> **WHAT TO PRODUCE**:
Emit the entire listing verbatim.

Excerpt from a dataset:

++++++

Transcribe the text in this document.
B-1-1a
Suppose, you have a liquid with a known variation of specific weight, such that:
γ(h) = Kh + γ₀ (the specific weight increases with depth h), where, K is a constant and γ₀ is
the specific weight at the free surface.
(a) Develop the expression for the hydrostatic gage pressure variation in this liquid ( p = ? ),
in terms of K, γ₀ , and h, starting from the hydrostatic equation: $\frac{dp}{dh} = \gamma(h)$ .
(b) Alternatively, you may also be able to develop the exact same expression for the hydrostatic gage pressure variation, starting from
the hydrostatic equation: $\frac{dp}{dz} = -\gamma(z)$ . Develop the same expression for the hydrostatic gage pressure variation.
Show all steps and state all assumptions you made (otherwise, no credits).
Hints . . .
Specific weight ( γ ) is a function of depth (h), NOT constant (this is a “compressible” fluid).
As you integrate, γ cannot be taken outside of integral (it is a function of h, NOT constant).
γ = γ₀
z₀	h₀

++++++

> **RESPONSE TO THIS TASK**:
Transcribe the text in this document.
B-1-1a
Suppose, you have a liquid with a known variation of specific weight, such that:
γ(h) = Kh + γ₀ (the specific weight increases with depth h), where, K is a constant and γ₀ is
the specific weight at the free surface.
(a) Develop the expression for the hydrostatic gage pressure variation in this liquid ( p = ? ),
in terms of K, γ₀ , and h, starting from the hydrostatic equation: $\frac{dp}{dh} = \gamma(h)$ .
(b) Alternatively, you may also be able to develop the exact same expression for the hydrostatic gage pressure variation, starting from
the hydrostatic equation: $\frac{dp}{dz} = -\gamma(z)$ . Develop the same expression for the hydrostatic gage pressure variation.
Show all steps and state all assumptions you made (otherwise, no credits).
Hints . . .
Specific weight ( γ ) is a function of depth (h), NOT constant (this is a “compressible” fluid).
As you integrate, γ cannot be taken outside of integral (it is a function of h, NOT constant).
γ = γ₀
z₀	h₀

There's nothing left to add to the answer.